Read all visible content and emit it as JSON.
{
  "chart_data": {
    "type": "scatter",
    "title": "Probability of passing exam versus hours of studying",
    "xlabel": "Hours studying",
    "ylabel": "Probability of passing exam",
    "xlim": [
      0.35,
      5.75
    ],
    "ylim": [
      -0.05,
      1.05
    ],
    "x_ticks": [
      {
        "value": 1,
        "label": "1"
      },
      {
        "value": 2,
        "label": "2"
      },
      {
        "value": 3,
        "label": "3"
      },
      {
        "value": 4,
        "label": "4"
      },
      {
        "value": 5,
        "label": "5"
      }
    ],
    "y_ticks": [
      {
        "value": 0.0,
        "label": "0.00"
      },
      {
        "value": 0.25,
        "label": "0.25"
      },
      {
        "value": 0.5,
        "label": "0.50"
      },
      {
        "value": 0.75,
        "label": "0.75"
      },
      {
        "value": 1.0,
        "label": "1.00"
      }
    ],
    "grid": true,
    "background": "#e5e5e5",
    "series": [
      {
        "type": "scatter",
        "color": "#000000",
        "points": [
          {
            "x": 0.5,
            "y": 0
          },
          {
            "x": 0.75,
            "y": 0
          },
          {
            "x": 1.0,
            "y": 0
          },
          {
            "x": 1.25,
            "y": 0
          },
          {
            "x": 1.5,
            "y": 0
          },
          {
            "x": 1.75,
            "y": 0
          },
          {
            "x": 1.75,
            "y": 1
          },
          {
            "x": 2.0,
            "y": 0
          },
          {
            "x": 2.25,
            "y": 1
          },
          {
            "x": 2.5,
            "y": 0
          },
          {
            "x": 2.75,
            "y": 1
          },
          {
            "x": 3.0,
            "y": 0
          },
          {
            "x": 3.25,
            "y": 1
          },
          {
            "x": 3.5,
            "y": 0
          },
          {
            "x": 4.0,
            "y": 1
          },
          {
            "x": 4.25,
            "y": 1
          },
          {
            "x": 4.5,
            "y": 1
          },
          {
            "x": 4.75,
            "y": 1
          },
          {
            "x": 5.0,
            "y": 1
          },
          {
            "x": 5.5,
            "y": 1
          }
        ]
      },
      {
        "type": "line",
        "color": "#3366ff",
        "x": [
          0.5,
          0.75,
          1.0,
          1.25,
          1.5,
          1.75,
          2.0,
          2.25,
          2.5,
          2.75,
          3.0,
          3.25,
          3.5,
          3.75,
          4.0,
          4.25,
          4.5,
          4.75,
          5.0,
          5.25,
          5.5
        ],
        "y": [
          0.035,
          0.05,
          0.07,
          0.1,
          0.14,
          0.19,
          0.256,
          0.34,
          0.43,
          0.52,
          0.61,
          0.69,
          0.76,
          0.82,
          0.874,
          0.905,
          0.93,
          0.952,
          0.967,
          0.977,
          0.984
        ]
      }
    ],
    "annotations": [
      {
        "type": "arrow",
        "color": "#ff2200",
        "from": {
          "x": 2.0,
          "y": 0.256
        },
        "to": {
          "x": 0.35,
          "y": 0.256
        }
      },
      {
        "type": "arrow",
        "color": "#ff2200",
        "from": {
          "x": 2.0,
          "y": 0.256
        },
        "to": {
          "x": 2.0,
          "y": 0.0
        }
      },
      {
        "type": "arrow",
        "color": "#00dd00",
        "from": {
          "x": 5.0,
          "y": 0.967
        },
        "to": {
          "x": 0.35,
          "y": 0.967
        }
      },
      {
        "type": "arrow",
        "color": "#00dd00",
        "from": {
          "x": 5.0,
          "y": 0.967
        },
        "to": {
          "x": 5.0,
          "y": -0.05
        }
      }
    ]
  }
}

SET TASK: Filter the entries down to the lines with the word "passing" in them.

TASK RESPONSE:
    "title": "Probability of passing exam versus hours of studying",
    "ylabel": "Probability of passing exam",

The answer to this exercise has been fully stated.